● **RECORDS SUPPLIED**:
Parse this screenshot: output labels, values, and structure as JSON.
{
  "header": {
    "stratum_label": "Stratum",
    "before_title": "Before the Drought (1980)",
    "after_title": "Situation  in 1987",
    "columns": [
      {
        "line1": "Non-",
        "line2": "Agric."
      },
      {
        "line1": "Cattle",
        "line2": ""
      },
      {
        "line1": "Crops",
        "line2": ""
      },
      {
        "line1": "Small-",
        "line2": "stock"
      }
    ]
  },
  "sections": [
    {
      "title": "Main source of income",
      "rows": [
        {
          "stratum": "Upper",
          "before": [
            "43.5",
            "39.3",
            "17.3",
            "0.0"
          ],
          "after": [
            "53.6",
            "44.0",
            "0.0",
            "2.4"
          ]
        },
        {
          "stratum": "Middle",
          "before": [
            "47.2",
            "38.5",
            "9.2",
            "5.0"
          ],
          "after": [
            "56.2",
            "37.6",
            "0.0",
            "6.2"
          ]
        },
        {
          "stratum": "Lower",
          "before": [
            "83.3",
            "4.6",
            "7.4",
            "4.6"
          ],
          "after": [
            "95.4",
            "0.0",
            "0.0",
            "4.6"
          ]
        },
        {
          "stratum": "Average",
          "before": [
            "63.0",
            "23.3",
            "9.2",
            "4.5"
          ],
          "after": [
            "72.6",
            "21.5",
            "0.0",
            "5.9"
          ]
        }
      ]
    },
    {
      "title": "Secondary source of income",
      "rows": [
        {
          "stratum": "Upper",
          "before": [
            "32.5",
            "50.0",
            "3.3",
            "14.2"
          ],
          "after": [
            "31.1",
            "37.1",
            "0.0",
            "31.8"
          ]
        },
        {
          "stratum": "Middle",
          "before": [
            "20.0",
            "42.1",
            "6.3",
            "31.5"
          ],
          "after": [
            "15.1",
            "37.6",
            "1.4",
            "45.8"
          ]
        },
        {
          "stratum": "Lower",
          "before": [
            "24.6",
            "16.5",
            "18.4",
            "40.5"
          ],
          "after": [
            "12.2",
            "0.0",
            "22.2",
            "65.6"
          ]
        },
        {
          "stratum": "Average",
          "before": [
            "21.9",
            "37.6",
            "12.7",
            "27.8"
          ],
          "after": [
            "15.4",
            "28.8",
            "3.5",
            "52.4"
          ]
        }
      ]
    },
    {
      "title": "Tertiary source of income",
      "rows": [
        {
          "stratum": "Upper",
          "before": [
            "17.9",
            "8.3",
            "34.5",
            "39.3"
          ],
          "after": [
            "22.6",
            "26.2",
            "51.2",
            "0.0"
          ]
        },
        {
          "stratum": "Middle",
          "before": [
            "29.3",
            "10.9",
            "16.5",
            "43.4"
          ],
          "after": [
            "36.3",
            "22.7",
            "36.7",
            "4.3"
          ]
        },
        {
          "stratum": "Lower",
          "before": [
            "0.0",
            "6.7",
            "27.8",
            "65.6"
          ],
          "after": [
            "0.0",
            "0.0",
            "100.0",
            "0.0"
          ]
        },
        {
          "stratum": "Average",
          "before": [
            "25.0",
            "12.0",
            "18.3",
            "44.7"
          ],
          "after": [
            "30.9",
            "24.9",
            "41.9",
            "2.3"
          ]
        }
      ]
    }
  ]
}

● **PROBLEM**: Using the material above, gather every line that includes "income".

● **RESULT**:
      "title": "Main source of income",
      "title": "Secondary source of income",
      "title": "Tertiary source of income",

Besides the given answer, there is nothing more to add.